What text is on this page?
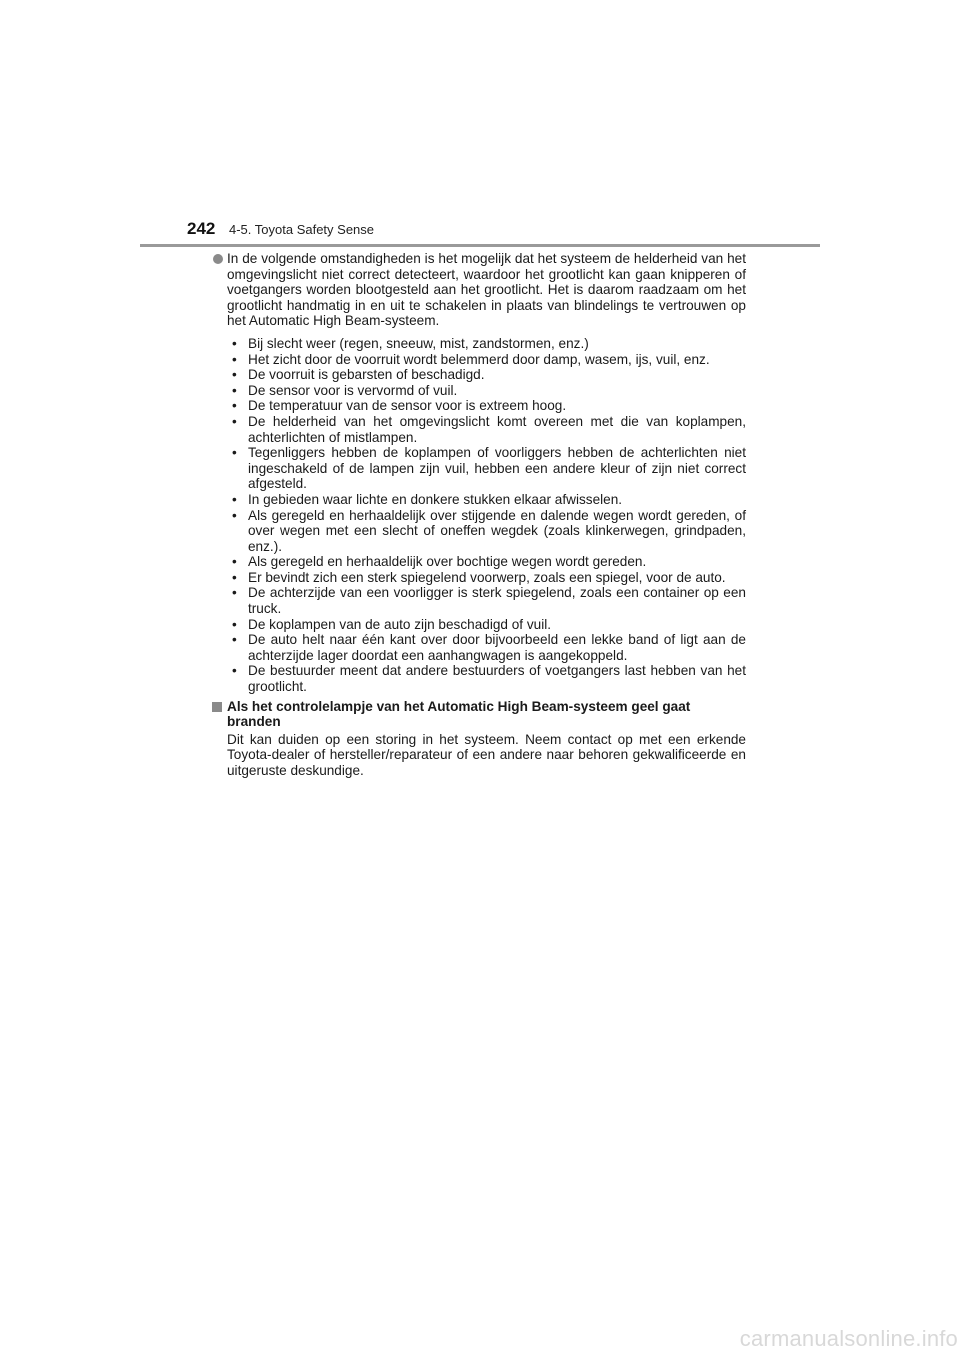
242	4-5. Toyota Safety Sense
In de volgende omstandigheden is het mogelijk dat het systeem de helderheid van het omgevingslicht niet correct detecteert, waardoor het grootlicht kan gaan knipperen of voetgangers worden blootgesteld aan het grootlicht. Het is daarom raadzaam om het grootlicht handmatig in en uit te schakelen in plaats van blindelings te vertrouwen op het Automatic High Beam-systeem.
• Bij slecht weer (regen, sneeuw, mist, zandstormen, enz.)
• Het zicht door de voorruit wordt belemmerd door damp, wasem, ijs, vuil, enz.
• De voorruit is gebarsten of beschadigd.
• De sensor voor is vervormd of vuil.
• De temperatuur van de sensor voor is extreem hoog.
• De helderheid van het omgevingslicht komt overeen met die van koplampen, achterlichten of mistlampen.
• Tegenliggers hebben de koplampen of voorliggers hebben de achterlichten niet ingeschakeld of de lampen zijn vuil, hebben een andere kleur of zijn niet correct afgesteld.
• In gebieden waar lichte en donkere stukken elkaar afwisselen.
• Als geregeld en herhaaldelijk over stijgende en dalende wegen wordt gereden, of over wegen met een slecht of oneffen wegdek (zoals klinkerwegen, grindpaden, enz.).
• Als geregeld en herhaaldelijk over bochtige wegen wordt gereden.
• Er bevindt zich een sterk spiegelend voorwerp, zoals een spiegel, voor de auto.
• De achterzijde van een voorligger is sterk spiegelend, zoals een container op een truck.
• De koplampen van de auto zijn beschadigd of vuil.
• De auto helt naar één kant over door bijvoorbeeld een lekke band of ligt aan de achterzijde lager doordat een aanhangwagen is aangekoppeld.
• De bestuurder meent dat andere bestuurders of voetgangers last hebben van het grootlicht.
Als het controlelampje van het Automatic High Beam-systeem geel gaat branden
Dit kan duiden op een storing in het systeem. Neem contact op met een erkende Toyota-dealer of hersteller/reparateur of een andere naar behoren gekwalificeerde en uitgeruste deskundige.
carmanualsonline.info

━━━━━━

▸ Problem requirements:
Copy every line of the data word for word, omitting the images.

▸ Task result:
What text is on this page?
242	4-5. Toyota Safety Sense
In de volgende omstandigheden is het mogelijk dat het systeem de helderheid van het omgevingslicht niet correct detecteert, waardoor het grootlicht kan gaan knipperen of voetgangers worden blootgesteld aan het grootlicht. Het is daarom raadzaam om het grootlicht handmatig in en uit te schakelen in plaats van blindelings te vertrouwen op het Automatic High Beam-systeem.
• Bij slecht weer (regen, sneeuw, mist, zandstormen, enz.)
• Het zicht door de voorruit wordt belemmerd door damp, wasem, ijs, vuil, enz.
• De voorruit is gebarsten of beschadigd.
• De sensor voor is vervormd of vuil.
• De temperatuur van de sensor voor is extreem hoog.
• De helderheid van het omgevingslicht komt overeen met die van koplampen, achterlichten of mistlampen.
• Tegenliggers hebben de koplampen of voorliggers hebben de achterlichten niet ingeschakeld of de lampen zijn vuil, hebben een andere kleur of zijn niet correct afgesteld.
• In gebieden waar lichte en donkere stukken elkaar afwisselen.
• Als geregeld en herhaaldelijk over stijgende en dalende wegen wordt gereden, of over wegen met een slecht of oneffen wegdek (zoals klinkerwegen, grindpaden, enz.).
• Als geregeld en herhaaldelijk over bochtige wegen wordt gereden.
• Er bevindt zich een sterk spiegelend voorwerp, zoals een spiegel, voor de auto.
• De achterzijde van een voorligger is sterk spiegelend, zoals een container op een truck.
• De koplampen van de auto zijn beschadigd of vuil.
• De auto helt naar één kant over door bijvoorbeeld een lekke band of ligt aan de achterzijde lager doordat een aanhangwagen is aangekoppeld.
• De bestuurder meent dat andere bestuurders of voetgangers last hebben van het grootlicht.
Als het controlelampje van het Automatic High Beam-systeem geel gaat branden
Dit kan duiden op een storing in het systeem. Neem contact op met een erkende Toyota-dealer of hersteller/reparateur of een andere naar behoren gekwalificeerde en uitgeruste deskundige.
carmanualsonline.info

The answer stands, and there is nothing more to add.